======== RECORDS SUPPLIED ========

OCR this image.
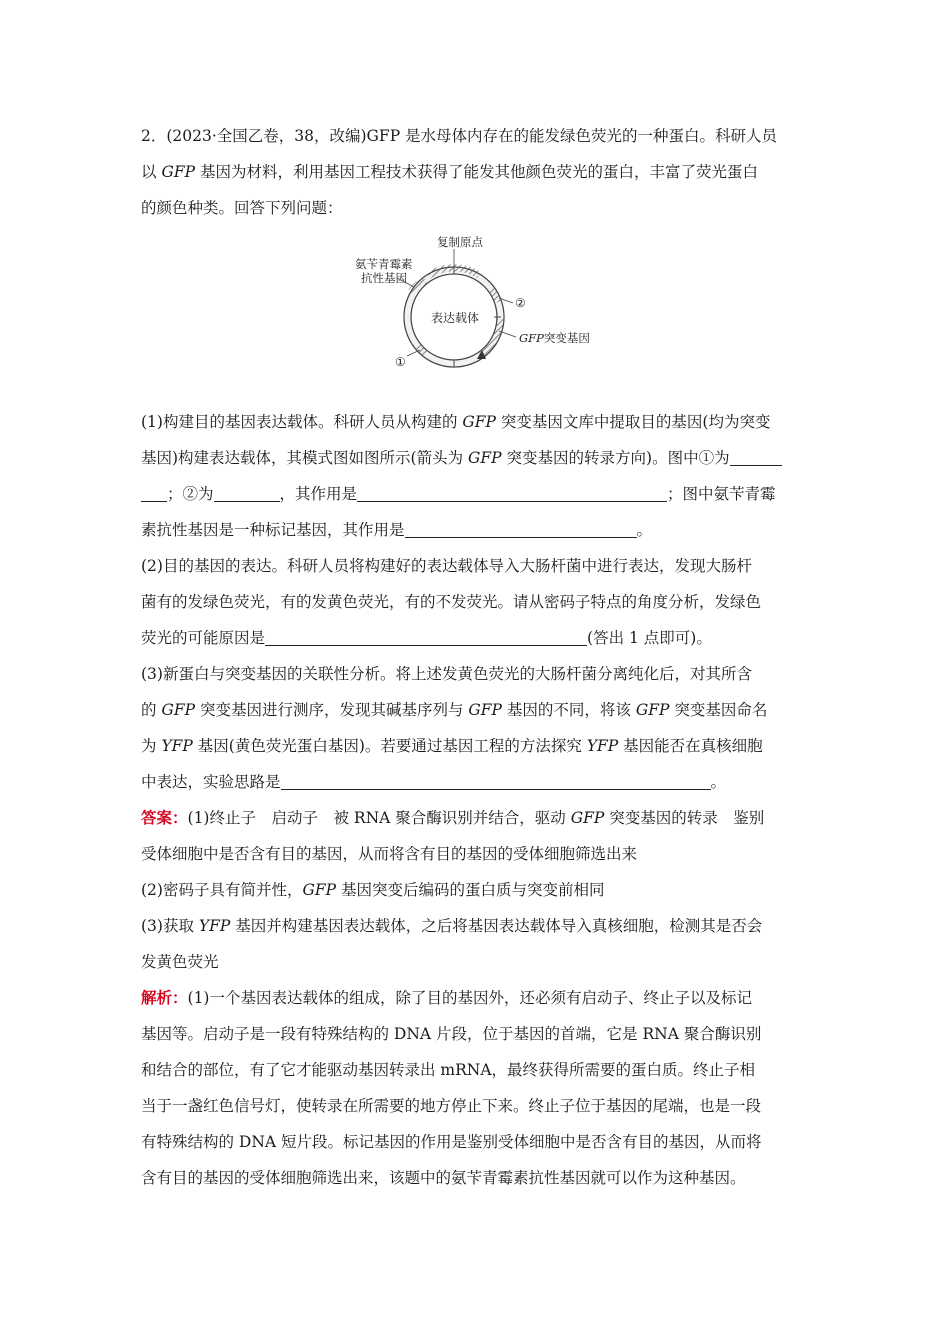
2．(2023·全国乙卷，38，改编)GFP 是水母体内存在的能发绿色荧光的一种蛋白。科研人员
以 GFP 基因为材料，利用基因工程技术获得了能发其他颜色荧光的蛋白，丰富了荧光蛋白
的颜色种类。回答下列问题：

复制原点
氨苄青霉素
抗性基因
表达载体
②
GFP突变基因
①

(1)构建目的基因表达载体。科研人员从构建的 GFP 突变基因文库中提取目的基因(均为突变
基因)构建表达载体，其模式图如图所示(箭头为 GFP 突变基因的转录方向)。图中①为
；②为	，其作用是	；图中氨苄青霉
素抗性基因是一种标记基因，其作用是	。

(2)目的基因的表达。科研人员将构建好的表达载体导入大肠杆菌中进行表达，发现大肠杆
菌有的发绿色荧光，有的发黄色荧光，有的不发荧光。请从密码子特点的角度分析，发绿色
荧光的可能原因是	(答出 1 点即可)。

(3)新蛋白与突变基因的关联性分析。将上述发黄色荧光的大肠杆菌分离纯化后，对其所含
的 GFP 突变基因进行测序，发现其碱基序列与 GFP 基因的不同，将该 GFP 突变基因命名
为 YFP 基因(黄色荧光蛋白基因)。若要通过基因工程的方法探究 YFP 基因能否在真核细胞
中表达，实验思路是	。

答案：(1)终止子　启动子　被 RNA 聚合酶识别并结合，驱动 GFP 突变基因的转录　鉴别
受体细胞中是否含有目的基因，从而将含有目的基因的受体细胞筛选出来
(2)密码子具有简并性，GFP 基因突变后编码的蛋白质与突变前相同
(3)获取 YFP 基因并构建基因表达载体，之后将基因表达载体导入真核细胞，检测其是否会
发黄色荧光

解析：(1)一个基因表达载体的组成，除了目的基因外，还必须有启动子、终止子以及标记
基因等。启动子是一段有特殊结构的 DNA 片段，位于基因的首端，它是 RNA 聚合酶识别
和结合的部位，有了它才能驱动基因转录出 mRNA，最终获得所需要的蛋白质。终止子相
当于一盏红色信号灯，使转录在所需要的地方停止下来。终止子位于基因的尾端，也是一段
有特殊结构的 DNA 短片段。标记基因的作用是鉴别受体细胞中是否含有目的基因，从而将
含有目的基因的受体细胞筛选出来，该题中的氨苄青霉素抗性基因就可以作为这种基因。
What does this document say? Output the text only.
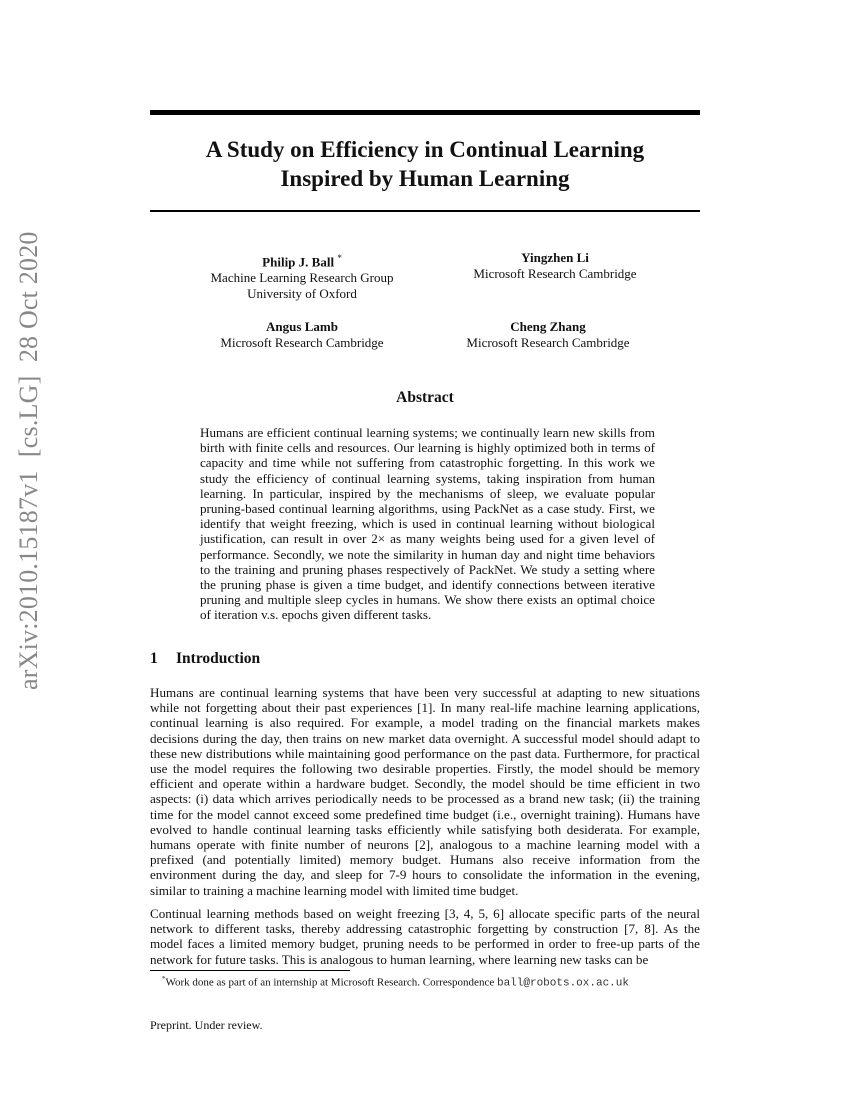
arXiv:2010.15187v1  [cs.LG]  28 Oct 2020
A Study on Efficiency in Continual Learning
Inspired by Human Learning
Philip J. Ball *
Machine Learning Research Group
University of Oxford
Yingzhen Li
Microsoft Research Cambridge
Angus Lamb
Microsoft Research Cambridge
Cheng Zhang
Microsoft Research Cambridge
Abstract
Humans are efficient continual learning systems; we continually learn new skills from birth with finite cells and resources. Our learning is highly optimized both in terms of capacity and time while not suffering from catastrophic forgetting. In this work we study the efficiency of continual learning systems, taking inspiration from human learning. In particular, inspired by the mechanisms of sleep, we evaluate popular pruning-based continual learning algorithms, using PackNet as a case study. First, we identify that weight freezing, which is used in continual learning without biological justification, can result in over 2× as many weights being used for a given level of performance. Secondly, we note the similarity in human day and night time behaviors to the training and pruning phases respectively of PackNet. We study a setting where the pruning phase is given a time budget, and identify connections between iterative pruning and multiple sleep cycles in humans. We show there exists an optimal choice of iteration v.s. epochs given different tasks.
1 Introduction
Humans are continual learning systems that have been very successful at adapting to new situations while not forgetting about their past experiences [1]. In many real-life machine learning applications, continual learning is also required. For example, a model trading on the financial markets makes decisions during the day, then trains on new market data overnight. A successful model should adapt to these new distributions while maintaining good performance on the past data. Furthermore, for practical use the model requires the following two desirable properties. Firstly, the model should be memory efficient and operate within a hardware budget. Secondly, the model should be time efficient in two aspects: (i) data which arrives periodically needs to be processed as a brand new task; (ii) the training time for the model cannot exceed some predefined time budget (i.e., overnight training). Humans have evolved to handle continual learning tasks efficiently while satisfying both desiderata. For example, humans operate with finite number of neurons [2], analogous to a machine learning model with a prefixed (and potentially limited) memory budget. Humans also receive information from the environment during the day, and sleep for 7-9 hours to consolidate the information in the evening, similar to training a machine learning model with limited time budget.
Continual learning methods based on weight freezing [3, 4, 5, 6] allocate specific parts of the neural network to different tasks, thereby addressing catastrophic forgetting by construction [7, 8]. As the model faces a limited memory budget, pruning needs to be performed in order to free-up parts of the network for future tasks. This is analogous to human learning, where learning new tasks can be
*Work done as part of an internship at Microsoft Research. Correspondence ball@robots.ox.ac.uk
Preprint. Under review.
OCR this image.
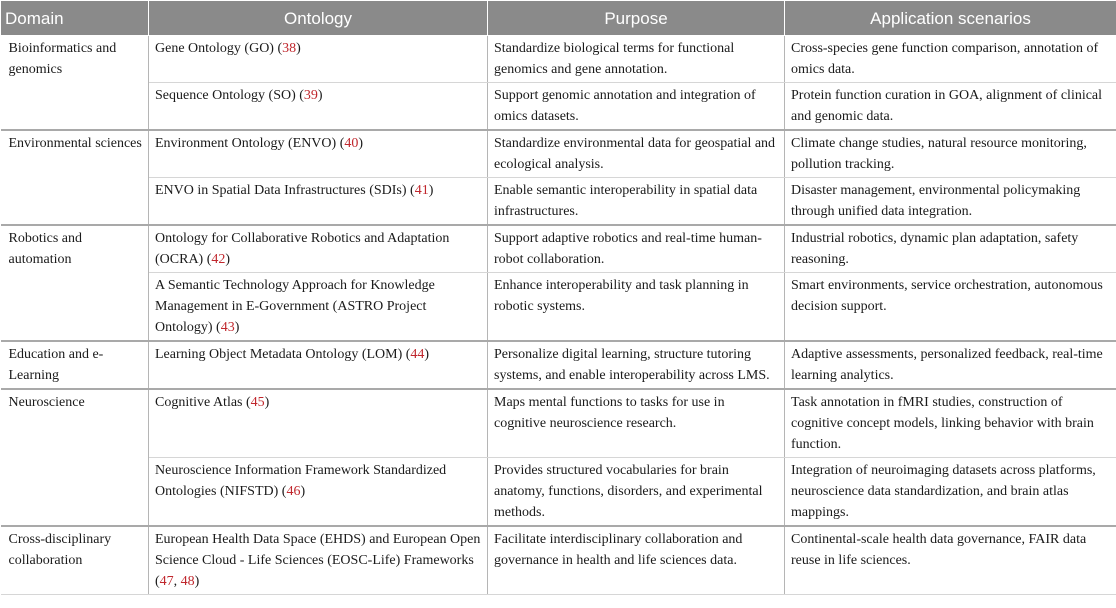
Domain	Ontology	Purpose	Application scenarios
Bioinformatics and genomics	Gene Ontology (GO) (38)	Standardize biological terms for functional genomics and gene annotation.	Cross-species gene function comparison, annotation of omics data.
	Sequence Ontology (SO) (39)	Support genomic annotation and integration of omics datasets.	Protein function curation in GOA, alignment of clinical and genomic data.
Environmental sciences	Environment Ontology (ENVO) (40)	Standardize environmental data for geospatial and ecological analysis.	Climate change studies, natural resource monitoring, pollution tracking.
	ENVO in Spatial Data Infrastructures (SDIs) (41)	Enable semantic interoperability in spatial data infrastructures.	Disaster management, environmental policymaking through unified data integration.
Robotics and automation	Ontology for Collaborative Robotics and Adaptation (OCRA) (42)	Support adaptive robotics and real-time human-robot collaboration.	Industrial robotics, dynamic plan adaptation, safety reasoning.
	A Semantic Technology Approach for Knowledge Management in E-Government (ASTRO Project Ontology) (43)	Enhance interoperability and task planning in robotic systems.	Smart environments, service orchestration, autonomous decision support.
Education and e-Learning	Learning Object Metadata Ontology (LOM) (44)	Personalize digital learning, structure tutoring systems, and enable interoperability across LMS.	Adaptive assessments, personalized feedback, real-time learning analytics.
Neuroscience	Cognitive Atlas (45)	Maps mental functions to tasks for use in cognitive neuroscience research.	Task annotation in fMRI studies, construction of cognitive concept models, linking behavior with brain function.
	Neuroscience Information Framework Standardized Ontologies (NIFSTD) (46)	Provides structured vocabularies for brain anatomy, functions, disorders, and experimental methods.	Integration of neuroimaging datasets across platforms, neuroscience data standardization, and brain atlas mappings.
Cross-disciplinary collaboration	European Health Data Space (EHDS) and European Open Science Cloud - Life Sciences (EOSC-Life) Frameworks (47, 48)	Facilitate interdisciplinary collaboration and governance in health and life sciences data.	Continental-scale health data governance, FAIR data reuse in life sciences.
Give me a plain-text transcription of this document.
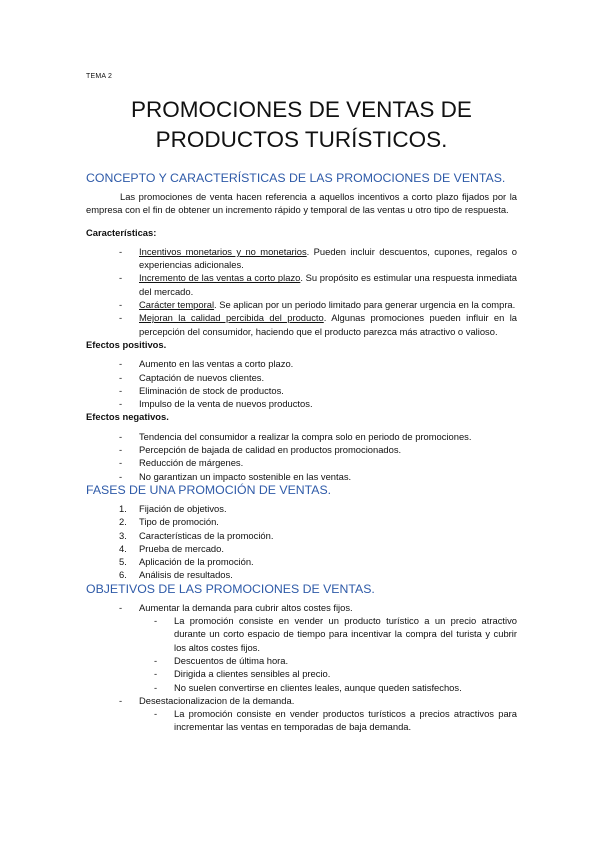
TEMA 2
PROMOCIONES DE VENTAS DE
PRODUCTOS TURÍSTICOS.
CONCEPTO Y CARACTERÍSTICAS DE LAS PROMOCIONES DE VENTAS.

Las promociones de venta hacen referencia a aquellos incentivos a corto plazo fijados por la empresa con el fin de obtener un incremento rápido y temporal de las ventas u otro tipo de respuesta.

Características:
- Incentivos monetarios y no monetarios. Pueden incluir descuentos, cupones, regalos o experiencias adicionales.
- Incremento de las ventas a corto plazo. Su propósito es estimular una respuesta inmediata del mercado.
- Carácter temporal. Se aplican por un periodo limitado para generar urgencia en la compra.
- Mejoran la calidad percibida del producto. Algunas promociones pueden influir en la percepción del consumidor, haciendo que el producto parezca más atractivo o valioso.
Efectos positivos.
- Aumento en las ventas a corto plazo.
- Captación de nuevos clientes.
- Eliminación de stock de productos.
- Impulso de la venta de nuevos productos.
Efectos negativos.
- Tendencia del consumidor a realizar la compra solo en periodo de promociones.
- Percepción de bajada de calidad en productos promocionados.
- Reducción de márgenes.
- No garantizan un impacto sostenible en las ventas.
FASES DE UNA PROMOCIÓN DE VENTAS.
1. Fijación de objetivos.
2. Tipo de promoción.
3. Características de la promoción.
4. Prueba de mercado.
5. Aplicación de la promoción.
6. Análisis de resultados.
OBJETIVOS DE LAS PROMOCIONES DE VENTAS.
- Aumentar la demanda para cubrir altos costes fijos.
- La promoción consiste en vender un producto turístico a un precio atractivo durante un corto espacio de tiempo para incentivar la compra del turista y cubrir los altos costes fijos.
- Descuentos de última hora.
- Dirigida a clientes sensibles al precio.
- No suelen convertirse en clientes leales, aunque queden satisfechos.
- Desestacionalizacion de la demanda.
- La promoción consiste en vender productos turísticos a precios atractivos para incrementar las ventas en temporadas de baja demanda.
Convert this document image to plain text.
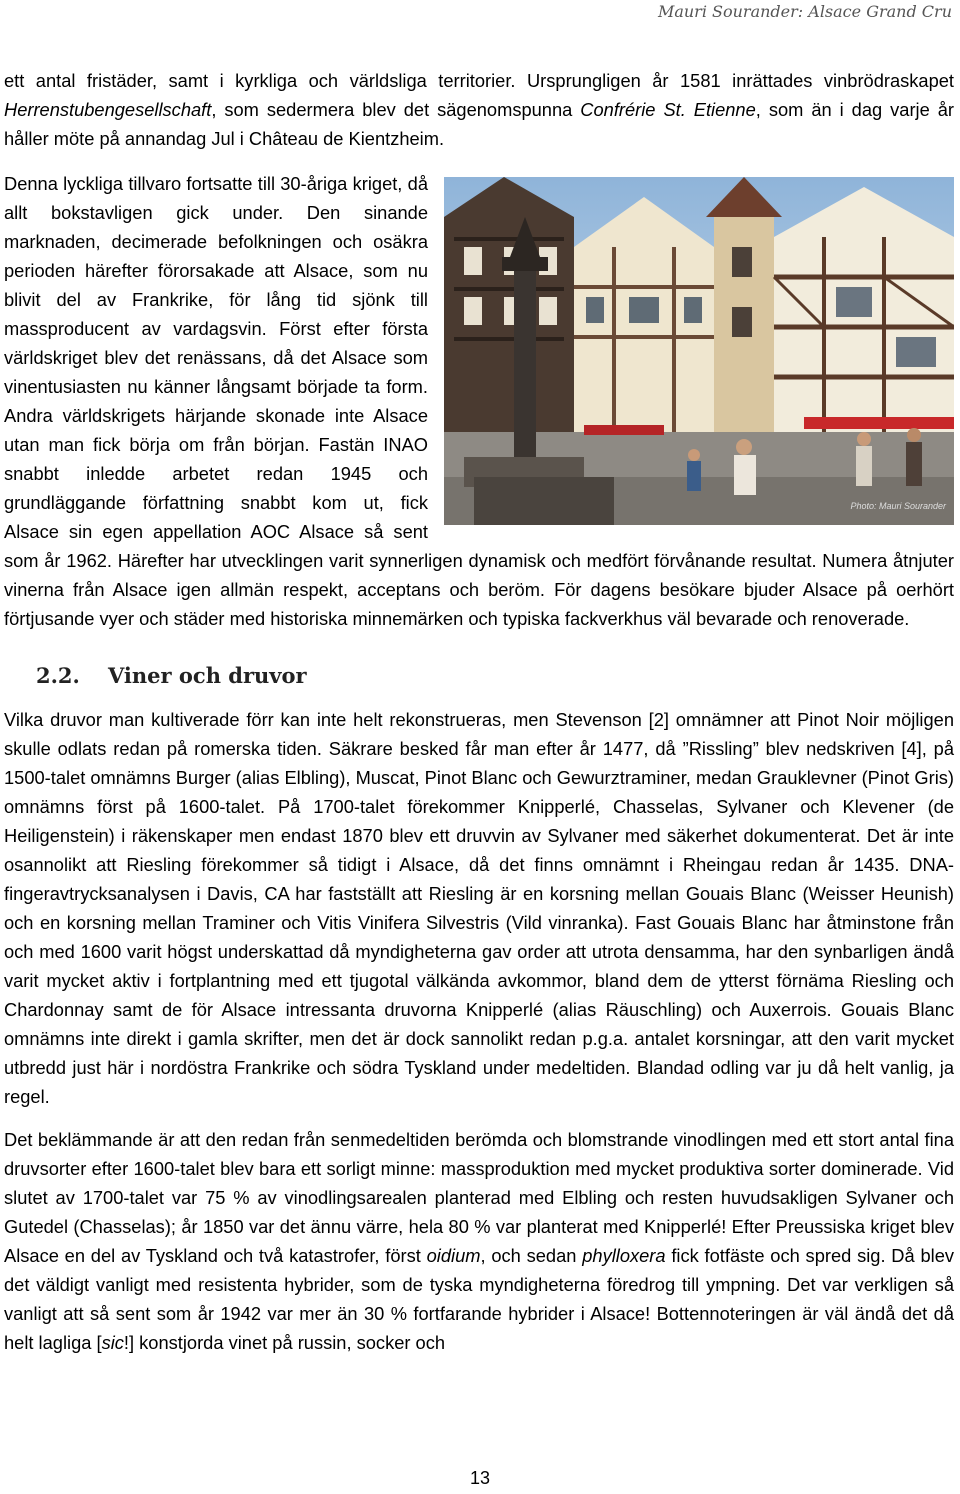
Mauri Sourander: Alsace Grand Cru

ett antal fristäder, samt i kyrkliga och världsliga territorier. Ursprungligen år 1581 inrättades vinbrödraskapet Herrenstubengesellschaft, som sedermera blev det sägenomspunna Confrérie St. Etienne, som än i dag varje år håller möte på annandag Jul i Château de Kientzheim.

Photo: Mauri Sourander
Denna lyckliga tillvaro fortsatte till 30-åriga kriget, då allt bokstavligen gick under. Den sinande marknaden, decimerade befolkningen och osäkra perioden härefter förorsakade att Alsace, som nu blivit del av Frankrike, för lång tid sjönk till massproducent av vardagsvin. Först efter första världskriget blev det renässans, då det Alsace som vinentusiasten nu känner långsamt började ta form. Andra världskrigets härjande skonade inte Alsace utan man fick börja om från början. Fastän INAO snabbt inledde arbetet redan 1945 och grundläggande författning snabbt kom ut, fick Alsace sin egen appellation AOC Alsace så sent som år 1962. Härefter har utvecklingen varit synnerligen dynamisk och medfört förvånande resultat. Numera åtnjuter vinerna från Alsace igen allmän respekt, acceptans och beröm. För dagens besökare bjuder Alsace på oerhört förtjusande vyer och städer med historiska minnemärken och typiska fackverkhus väl bevarade och renoverade.

2.2. Viner och druvor

Vilka druvor man kultiverade förr kan inte helt rekonstrueras, men Stevenson [2] omnämner att Pinot Noir möjligen skulle odlats redan på romerska tiden. Säkrare besked får man efter år 1477, då ”Rissling” blev nedskriven [4], på 1500-talet omnämns Burger (alias Elbling), Muscat, Pinot Blanc och Gewurztraminer, medan Grauklevner (Pinot Gris) omnämns först på 1600-talet. På 1700-talet förekommer Knipperlé, Chasselas, Sylvaner och Klevener (de Heiligenstein) i räkenskaper men endast 1870 blev ett druvvin av Sylvaner med säkerhet dokumenterat. Det är inte osannolikt att Riesling förekommer så tidigt i Alsace, då det finns omnämnt i Rheingau redan år 1435. DNA-fingeravtrycksanalysen i Davis, CA har fastställt att Riesling är en korsning mellan Gouais Blanc (Weisser Heunish) och en korsning mellan Traminer och Vitis Vinifera Silvestris (Vild vinranka). Fast Gouais Blanc har åtminstone från och med 1600 varit högst underskattad då myndigheterna gav order att utrota densamma, har den synbarligen ändå varit mycket aktiv i fortplantning med ett tjugotal välkända avkommor, bland dem de ytterst förnäma Riesling och Chardonnay samt de för Alsace intressanta druvorna Knipperlé (alias Räuschling) och Auxerrois. Gouais Blanc omnämns inte direkt i gamla skrifter, men det är dock sannolikt redan p.g.a. antalet korsningar, att den varit mycket utbredd just här i nordöstra Frankrike och södra Tyskland under medeltiden. Blandad odling var ju då helt vanlig, ja regel.

Det beklämmande är att den redan från senmedeltiden berömda och blomstrande vinodlingen med ett stort antal fina druvsorter efter 1600-talet blev bara ett sorligt minne: massproduktion med mycket produktiva sorter dominerade. Vid slutet av 1700-talet var 75 % av vinodlingsarealen planterad med Elbling och resten huvudsakligen Sylvaner och Gutedel (Chasselas); år 1850 var det ännu värre, hela 80 % var planterat med Knipperlé! Efter Preussiska kriget blev Alsace en del av Tyskland och två katastrofer, först oidium, och sedan phylloxera fick fotfäste och spred sig. Då blev det väldigt vanligt med resistenta hybrider, som de tyska myndigheterna föredrog till ympning. Det var verkligen så vanligt att så sent som år 1942 var mer än 30 % fortfarande hybrider i Alsace! Bottennoteringen är väl ändå det då helt lagliga [sic!] konstjorda vinet på russin, socker och

13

========

DESCRIPTION OF THE TASK - Look for the string "based" in the entries above. Copy every line that has it.

REPLY -
Humans are efficient continual learning systems; we continually learn new skills from birth with finite cells and resources. Our learning is highly optimized both in terms of capacity and time while not suffering from catastrophic forgetting. In this work we study the efficiency of continual learning systems, taking inspiration from human learning. In particular, inspired by the mechanisms of sleep, we evaluate popular pruning-based continual learning algorithms, using PackNet as a case study. First, we identify that weight freezing, which is used in continual learning without biological justification, can result in over 2× as many weights being used for a given level of performance. Secondly, we note the similarity in human day and night time behaviors to the training and pruning phases respectively of PackNet. We study a setting where the pruning phase is given a time budget, and identify connections between iterative pruning and multiple sleep cycles in humans. We show there exists an optimal choice of iteration v.s. epochs given different tasks.
Continual learning methods based on weight freezing [3, 4, 5, 6] allocate specific parts of the neural network to different tasks, thereby addressing catastrophic forgetting by construction [7, 8]. As the model faces a limited memory budget, pruning needs to be performed in order to free-up parts of the network for future tasks. This is analogous to human learning, where learning new tasks can be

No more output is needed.